Exercise brief
Write out all the data again, exactly as it stands.

———

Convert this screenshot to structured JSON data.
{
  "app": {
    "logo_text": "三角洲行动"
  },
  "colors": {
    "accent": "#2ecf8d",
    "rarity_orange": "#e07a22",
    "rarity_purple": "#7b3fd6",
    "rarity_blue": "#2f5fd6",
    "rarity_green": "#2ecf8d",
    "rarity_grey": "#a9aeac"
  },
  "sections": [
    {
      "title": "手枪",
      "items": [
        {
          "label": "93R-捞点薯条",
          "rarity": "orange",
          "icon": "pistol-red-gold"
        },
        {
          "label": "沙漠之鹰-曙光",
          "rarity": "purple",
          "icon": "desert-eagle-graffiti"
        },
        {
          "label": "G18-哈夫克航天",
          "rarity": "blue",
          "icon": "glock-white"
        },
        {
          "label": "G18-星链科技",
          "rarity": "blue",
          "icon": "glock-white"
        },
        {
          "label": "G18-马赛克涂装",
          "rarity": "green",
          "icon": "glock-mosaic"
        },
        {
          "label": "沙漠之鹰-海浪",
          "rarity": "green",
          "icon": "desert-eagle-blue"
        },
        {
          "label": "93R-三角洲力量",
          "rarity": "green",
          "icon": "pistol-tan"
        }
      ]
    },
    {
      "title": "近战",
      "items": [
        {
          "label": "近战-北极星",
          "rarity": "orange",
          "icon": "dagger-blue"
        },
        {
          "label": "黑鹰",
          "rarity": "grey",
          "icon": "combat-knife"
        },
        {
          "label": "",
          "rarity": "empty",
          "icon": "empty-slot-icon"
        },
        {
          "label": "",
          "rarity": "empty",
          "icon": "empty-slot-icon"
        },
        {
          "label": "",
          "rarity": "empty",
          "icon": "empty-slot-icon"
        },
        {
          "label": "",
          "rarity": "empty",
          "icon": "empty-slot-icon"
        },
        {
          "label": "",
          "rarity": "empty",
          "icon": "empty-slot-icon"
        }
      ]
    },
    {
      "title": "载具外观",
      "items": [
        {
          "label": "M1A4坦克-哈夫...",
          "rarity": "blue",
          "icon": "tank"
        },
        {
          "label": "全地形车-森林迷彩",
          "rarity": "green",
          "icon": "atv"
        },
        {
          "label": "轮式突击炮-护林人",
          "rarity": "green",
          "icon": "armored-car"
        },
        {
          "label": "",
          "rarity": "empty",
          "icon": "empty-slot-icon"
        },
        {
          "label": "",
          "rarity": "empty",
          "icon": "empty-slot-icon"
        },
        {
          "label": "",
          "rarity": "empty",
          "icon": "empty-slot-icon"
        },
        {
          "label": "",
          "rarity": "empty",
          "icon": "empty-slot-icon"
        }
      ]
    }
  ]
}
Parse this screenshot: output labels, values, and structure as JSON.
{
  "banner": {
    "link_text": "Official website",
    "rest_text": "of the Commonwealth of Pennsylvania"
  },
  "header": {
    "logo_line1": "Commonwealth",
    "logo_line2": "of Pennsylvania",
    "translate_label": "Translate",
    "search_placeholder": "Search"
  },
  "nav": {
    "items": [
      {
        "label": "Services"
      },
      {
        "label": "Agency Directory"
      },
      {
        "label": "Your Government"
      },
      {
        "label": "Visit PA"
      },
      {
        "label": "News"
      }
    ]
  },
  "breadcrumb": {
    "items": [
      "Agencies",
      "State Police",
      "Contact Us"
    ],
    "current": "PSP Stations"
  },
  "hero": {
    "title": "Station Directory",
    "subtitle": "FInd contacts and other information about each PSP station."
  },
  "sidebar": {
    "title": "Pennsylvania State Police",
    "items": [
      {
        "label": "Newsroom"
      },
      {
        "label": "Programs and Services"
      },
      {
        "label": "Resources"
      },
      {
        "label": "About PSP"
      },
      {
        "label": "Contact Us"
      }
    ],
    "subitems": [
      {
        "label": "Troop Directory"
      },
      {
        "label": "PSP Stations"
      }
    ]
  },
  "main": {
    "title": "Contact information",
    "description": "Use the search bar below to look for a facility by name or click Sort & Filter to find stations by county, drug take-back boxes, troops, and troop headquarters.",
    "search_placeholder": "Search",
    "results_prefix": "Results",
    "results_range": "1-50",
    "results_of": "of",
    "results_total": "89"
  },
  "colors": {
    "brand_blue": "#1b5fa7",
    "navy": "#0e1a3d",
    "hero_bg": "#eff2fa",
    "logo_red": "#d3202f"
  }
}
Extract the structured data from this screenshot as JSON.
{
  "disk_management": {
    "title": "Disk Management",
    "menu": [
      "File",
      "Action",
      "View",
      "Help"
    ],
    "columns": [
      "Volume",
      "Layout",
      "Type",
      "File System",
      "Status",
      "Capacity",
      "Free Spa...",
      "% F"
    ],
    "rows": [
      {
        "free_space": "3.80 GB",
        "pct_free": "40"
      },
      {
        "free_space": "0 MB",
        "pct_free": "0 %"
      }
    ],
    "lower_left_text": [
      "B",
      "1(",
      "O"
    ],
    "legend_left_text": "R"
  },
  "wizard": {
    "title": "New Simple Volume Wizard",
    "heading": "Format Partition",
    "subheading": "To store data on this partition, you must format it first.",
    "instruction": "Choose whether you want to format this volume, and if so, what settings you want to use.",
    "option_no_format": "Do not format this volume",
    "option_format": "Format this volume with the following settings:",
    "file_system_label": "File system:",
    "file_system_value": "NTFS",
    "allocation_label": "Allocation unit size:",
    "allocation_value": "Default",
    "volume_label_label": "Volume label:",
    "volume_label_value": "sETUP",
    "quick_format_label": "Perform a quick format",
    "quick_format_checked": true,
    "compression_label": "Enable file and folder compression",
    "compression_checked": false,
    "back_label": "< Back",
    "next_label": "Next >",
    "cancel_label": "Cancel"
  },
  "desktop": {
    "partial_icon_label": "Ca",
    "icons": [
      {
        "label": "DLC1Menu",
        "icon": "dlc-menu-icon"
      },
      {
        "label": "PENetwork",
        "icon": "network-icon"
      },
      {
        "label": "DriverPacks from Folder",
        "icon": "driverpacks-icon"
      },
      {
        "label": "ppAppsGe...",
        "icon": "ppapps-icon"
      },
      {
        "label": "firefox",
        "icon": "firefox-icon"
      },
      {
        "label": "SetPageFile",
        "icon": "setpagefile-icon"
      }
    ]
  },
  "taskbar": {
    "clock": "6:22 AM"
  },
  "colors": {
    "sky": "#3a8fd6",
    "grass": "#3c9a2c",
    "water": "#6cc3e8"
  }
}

———

The response
Convert this screenshot to structured JSON data.
{
  "app": {
    "logo_text": "三角洲行动"
  },
  "colors": {
    "accent": "#2ecf8d",
    "rarity_orange": "#e07a22",
    "rarity_purple": "#7b3fd6",
    "rarity_blue": "#2f5fd6",
    "rarity_green": "#2ecf8d",
    "rarity_grey": "#a9aeac"
  },
  "sections": [
    {
      "title": "手枪",
      "items": [
        {
          "label": "93R-捞点薯条",
          "rarity": "orange",
          "icon": "pistol-red-gold"
        },
        {
          "label": "沙漠之鹰-曙光",
          "rarity": "purple",
          "icon": "desert-eagle-graffiti"
        },
        {
          "label": "G18-哈夫克航天",
          "rarity": "blue",
          "icon": "glock-white"
        },
        {
          "label": "G18-星链科技",
          "rarity": "blue",
          "icon": "glock-white"
        },
        {
          "label": "G18-马赛克涂装",
          "rarity": "green",
          "icon": "glock-mosaic"
        },
        {
          "label": "沙漠之鹰-海浪",
          "rarity": "green",
          "icon": "desert-eagle-blue"
        },
        {
          "label": "93R-三角洲力量",
          "rarity": "green",
          "icon": "pistol-tan"
        }
      ]
    },
    {
      "title": "近战",
      "items": [
        {
          "label": "近战-北极星",
          "rarity": "orange",
          "icon": "dagger-blue"
        },
        {
          "label": "黑鹰",
          "rarity": "grey",
          "icon": "combat-knife"
        },
        {
          "label": "",
          "rarity": "empty",
          "icon": "empty-slot-icon"
        },
        {
          "label": "",
          "rarity": "empty",
          "icon": "empty-slot-icon"
        },
        {
          "label": "",
          "rarity": "empty",
          "icon": "empty-slot-icon"
        },
        {
          "label": "",
          "rarity": "empty",
          "icon": "empty-slot-icon"
        },
        {
          "label": "",
          "rarity": "empty",
          "icon": "empty-slot-icon"
        }
      ]
    },
    {
      "title": "载具外观",
      "items": [
        {
          "label": "M1A4坦克-哈夫...",
          "rarity": "blue",
          "icon": "tank"
        },
        {
          "label": "全地形车-森林迷彩",
          "rarity": "green",
          "icon": "atv"
        },
        {
          "label": "轮式突击炮-护林人",
          "rarity": "green",
          "icon": "armored-car"
        },
        {
          "label": "",
          "rarity": "empty",
          "icon": "empty-slot-icon"
        },
        {
          "label": "",
          "rarity": "empty",
          "icon": "empty-slot-icon"
        },
        {
          "label": "",
          "rarity": "empty",
          "icon": "empty-slot-icon"
        },
        {
          "label": "",
          "rarity": "empty",
          "icon": "empty-slot-icon"
        }
      ]
    }
  ]
}
Parse this screenshot: output labels, values, and structure as JSON.
{
  "banner": {
    "link_text": "Official website",
    "rest_text": "of the Commonwealth of Pennsylvania"
  },
  "header": {
    "logo_line1": "Commonwealth",
    "logo_line2": "of Pennsylvania",
    "translate_label": "Translate",
    "search_placeholder": "Search"
  },
  "nav": {
    "items": [
      {
        "label": "Services"
      },
      {
        "label": "Agency Directory"
      },
      {
        "label": "Your Government"
      },
      {
        "label": "Visit PA"
      },
      {
        "label": "News"
      }
    ]
  },
  "breadcrumb": {
    "items": [
      "Agencies",
      "State Police",
      "Contact Us"
    ],
    "current": "PSP Stations"
  },
  "hero": {
    "title": "Station Directory",
    "subtitle": "FInd contacts and other information about each PSP station."
  },
  "sidebar": {
    "title": "Pennsylvania State Police",
    "items": [
      {
        "label": "Newsroom"
      },
      {
        "label": "Programs and Services"
      },
      {
        "label": "Resources"
      },
      {
        "label": "About PSP"
      },
      {
        "label": "Contact Us"
      }
    ],
    "subitems": [
      {
        "label": "Troop Directory"
      },
      {
        "label": "PSP Stations"
      }
    ]
  },
  "main": {
    "title": "Contact information",
    "description": "Use the search bar below to look for a facility by name or click Sort & Filter to find stations by county, drug take-back boxes, troops, and troop headquarters.",
    "search_placeholder": "Search",
    "results_prefix": "Results",
    "results_range": "1-50",
    "results_of": "of",
    "results_total": "89"
  },
  "colors": {
    "brand_blue": "#1b5fa7",
    "navy": "#0e1a3d",
    "hero_bg": "#eff2fa",
    "logo_red": "#d3202f"
  }
}
Extract the structured data from this screenshot as JSON.
{
  "disk_management": {
    "title": "Disk Management",
    "menu": [
      "File",
      "Action",
      "View",
      "Help"
    ],
    "columns": [
      "Volume",
      "Layout",
      "Type",
      "File System",
      "Status",
      "Capacity",
      "Free Spa...",
      "% F"
    ],
    "rows": [
      {
        "free_space": "3.80 GB",
        "pct_free": "40"
      },
      {
        "free_space": "0 MB",
        "pct_free": "0 %"
      }
    ],
    "lower_left_text": [
      "B",
      "1(",
      "O"
    ],
    "legend_left_text": "R"
  },
  "wizard": {
    "title": "New Simple Volume Wizard",
    "heading": "Format Partition",
    "subheading": "To store data on this partition, you must format it first.",
    "instruction": "Choose whether you want to format this volume, and if so, what settings you want to use.",
    "option_no_format": "Do not format this volume",
    "option_format": "Format this volume with the following settings:",
    "file_system_label": "File system:",
    "file_system_value": "NTFS",
    "allocation_label": "Allocation unit size:",
    "allocation_value": "Default",
    "volume_label_label": "Volume label:",
    "volume_label_value": "sETUP",
    "quick_format_label": "Perform a quick format",
    "quick_format_checked": true,
    "compression_label": "Enable file and folder compression",
    "compression_checked": false,
    "back_label": "< Back",
    "next_label": "Next >",
    "cancel_label": "Cancel"
  },
  "desktop": {
    "partial_icon_label": "Ca",
    "icons": [
      {
        "label": "DLC1Menu",
        "icon": "dlc-menu-icon"
      },
      {
        "label": "PENetwork",
        "icon": "network-icon"
      },
      {
        "label": "DriverPacks from Folder",
        "icon": "driverpacks-icon"
      },
      {
        "label": "ppAppsGe...",
        "icon": "ppapps-icon"
      },
      {
        "label": "firefox",
        "icon": "firefox-icon"
      },
      {
        "label": "SetPageFile",
        "icon": "setpagefile-icon"
      }
    ]
  },
  "taskbar": {
    "clock": "6:22 AM"
  },
  "colors": {
    "sky": "#3a8fd6",
    "grass": "#3c9a2c",
    "water": "#6cc3e8"
  }
}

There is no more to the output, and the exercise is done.